_DATA LISTING_
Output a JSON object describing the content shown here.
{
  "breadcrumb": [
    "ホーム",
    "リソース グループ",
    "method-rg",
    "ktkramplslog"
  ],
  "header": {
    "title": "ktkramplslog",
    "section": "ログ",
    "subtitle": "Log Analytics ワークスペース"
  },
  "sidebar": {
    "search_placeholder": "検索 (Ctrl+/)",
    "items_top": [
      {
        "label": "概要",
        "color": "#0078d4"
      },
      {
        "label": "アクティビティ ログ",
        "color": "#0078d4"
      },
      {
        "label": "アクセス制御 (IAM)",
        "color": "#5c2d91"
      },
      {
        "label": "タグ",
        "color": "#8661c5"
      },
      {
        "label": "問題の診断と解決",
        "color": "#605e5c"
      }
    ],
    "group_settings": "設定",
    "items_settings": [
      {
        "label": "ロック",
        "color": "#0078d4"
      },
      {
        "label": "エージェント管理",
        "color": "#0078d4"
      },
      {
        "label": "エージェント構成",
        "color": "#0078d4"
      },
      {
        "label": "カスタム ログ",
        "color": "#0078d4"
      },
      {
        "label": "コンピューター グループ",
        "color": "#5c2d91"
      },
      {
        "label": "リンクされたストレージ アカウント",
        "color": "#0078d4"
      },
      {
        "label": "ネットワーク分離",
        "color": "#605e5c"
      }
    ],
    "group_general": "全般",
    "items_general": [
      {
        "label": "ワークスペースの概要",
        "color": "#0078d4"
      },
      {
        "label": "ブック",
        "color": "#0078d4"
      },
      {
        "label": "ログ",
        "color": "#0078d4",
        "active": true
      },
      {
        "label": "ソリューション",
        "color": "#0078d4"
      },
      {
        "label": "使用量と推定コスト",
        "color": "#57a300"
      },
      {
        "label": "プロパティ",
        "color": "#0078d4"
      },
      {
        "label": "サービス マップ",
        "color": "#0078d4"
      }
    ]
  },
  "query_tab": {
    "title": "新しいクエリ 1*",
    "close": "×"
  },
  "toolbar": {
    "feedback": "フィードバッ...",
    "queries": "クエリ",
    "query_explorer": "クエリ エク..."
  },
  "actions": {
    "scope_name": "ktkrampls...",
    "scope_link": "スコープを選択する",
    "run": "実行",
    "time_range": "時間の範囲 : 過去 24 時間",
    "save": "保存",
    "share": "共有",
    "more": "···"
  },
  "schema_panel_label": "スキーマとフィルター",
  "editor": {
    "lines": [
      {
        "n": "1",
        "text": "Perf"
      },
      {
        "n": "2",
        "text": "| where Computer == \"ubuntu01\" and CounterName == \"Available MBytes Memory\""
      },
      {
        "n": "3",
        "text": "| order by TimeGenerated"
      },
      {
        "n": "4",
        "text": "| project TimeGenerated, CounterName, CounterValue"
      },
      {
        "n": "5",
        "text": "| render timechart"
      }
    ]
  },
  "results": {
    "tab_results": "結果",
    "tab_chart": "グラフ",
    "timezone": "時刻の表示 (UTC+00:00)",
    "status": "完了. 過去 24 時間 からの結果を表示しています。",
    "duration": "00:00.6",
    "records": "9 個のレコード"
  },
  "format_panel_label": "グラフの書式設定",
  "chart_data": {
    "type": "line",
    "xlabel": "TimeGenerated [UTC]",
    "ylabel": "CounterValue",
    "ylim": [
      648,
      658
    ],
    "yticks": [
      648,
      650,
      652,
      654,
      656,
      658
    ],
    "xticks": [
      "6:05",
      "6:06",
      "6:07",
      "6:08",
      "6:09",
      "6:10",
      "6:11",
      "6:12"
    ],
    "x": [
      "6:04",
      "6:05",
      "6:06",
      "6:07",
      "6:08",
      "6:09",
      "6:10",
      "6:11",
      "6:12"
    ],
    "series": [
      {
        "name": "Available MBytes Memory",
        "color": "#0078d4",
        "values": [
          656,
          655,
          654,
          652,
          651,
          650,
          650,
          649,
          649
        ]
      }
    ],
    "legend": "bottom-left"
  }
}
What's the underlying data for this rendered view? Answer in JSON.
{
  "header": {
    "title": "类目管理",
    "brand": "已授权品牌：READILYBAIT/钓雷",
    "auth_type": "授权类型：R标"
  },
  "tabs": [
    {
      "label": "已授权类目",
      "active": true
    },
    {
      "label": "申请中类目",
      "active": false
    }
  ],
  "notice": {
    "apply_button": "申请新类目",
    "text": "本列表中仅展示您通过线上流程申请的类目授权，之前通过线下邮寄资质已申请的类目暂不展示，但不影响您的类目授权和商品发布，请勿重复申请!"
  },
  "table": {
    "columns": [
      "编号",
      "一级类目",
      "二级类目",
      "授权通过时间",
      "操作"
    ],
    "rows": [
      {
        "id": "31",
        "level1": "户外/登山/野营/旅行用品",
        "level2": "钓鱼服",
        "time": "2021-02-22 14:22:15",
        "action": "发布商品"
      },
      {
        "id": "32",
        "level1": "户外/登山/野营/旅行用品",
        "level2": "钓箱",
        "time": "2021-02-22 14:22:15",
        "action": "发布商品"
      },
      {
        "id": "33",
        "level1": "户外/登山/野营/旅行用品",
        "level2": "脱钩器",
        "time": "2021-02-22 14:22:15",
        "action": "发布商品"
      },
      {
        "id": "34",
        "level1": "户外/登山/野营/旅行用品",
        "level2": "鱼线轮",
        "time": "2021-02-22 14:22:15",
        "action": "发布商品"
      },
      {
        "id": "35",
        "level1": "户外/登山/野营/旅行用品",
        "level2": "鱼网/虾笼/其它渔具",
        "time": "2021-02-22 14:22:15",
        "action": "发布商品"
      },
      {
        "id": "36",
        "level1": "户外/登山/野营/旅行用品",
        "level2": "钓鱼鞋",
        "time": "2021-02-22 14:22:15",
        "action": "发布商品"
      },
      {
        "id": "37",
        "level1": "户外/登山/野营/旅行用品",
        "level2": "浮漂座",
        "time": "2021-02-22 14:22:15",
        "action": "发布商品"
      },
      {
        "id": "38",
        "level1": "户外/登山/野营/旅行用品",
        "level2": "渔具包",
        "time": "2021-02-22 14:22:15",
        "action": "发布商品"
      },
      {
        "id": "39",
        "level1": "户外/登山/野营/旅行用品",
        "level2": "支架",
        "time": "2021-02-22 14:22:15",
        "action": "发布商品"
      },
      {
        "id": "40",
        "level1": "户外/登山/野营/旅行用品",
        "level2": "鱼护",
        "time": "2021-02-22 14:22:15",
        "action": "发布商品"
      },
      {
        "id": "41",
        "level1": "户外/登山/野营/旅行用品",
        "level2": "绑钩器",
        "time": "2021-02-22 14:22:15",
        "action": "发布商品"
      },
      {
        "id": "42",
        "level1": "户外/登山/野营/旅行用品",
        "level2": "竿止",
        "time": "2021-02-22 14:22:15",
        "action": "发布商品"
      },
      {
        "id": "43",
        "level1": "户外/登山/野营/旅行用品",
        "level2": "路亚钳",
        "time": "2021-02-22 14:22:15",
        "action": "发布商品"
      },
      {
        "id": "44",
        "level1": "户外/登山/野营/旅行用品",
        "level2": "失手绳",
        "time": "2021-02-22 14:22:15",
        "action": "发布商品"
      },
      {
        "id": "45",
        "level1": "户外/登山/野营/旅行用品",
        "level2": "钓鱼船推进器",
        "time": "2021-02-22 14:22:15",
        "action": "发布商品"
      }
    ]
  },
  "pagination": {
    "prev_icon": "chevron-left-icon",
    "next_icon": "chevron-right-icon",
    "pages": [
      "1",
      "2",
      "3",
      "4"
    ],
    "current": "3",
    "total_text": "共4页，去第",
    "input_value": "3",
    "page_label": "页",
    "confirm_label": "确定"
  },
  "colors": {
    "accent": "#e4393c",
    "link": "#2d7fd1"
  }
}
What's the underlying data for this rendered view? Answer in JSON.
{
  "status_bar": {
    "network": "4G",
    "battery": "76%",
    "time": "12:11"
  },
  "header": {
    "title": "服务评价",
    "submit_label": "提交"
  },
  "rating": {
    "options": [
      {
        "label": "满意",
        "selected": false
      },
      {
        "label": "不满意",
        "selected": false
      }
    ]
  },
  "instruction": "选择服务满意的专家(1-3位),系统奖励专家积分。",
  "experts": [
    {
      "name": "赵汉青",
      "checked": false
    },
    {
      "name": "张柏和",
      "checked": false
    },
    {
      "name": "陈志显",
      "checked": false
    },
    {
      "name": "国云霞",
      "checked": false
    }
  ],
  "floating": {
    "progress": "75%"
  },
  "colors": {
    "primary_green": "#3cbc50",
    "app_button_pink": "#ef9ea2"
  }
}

_TO DO_
Write down every line of the data above that includes the string "chevron".

_EXERCISE RESULT_
    "prev_icon": "chevron-left-icon",
    "next_icon": "chevron-right-icon",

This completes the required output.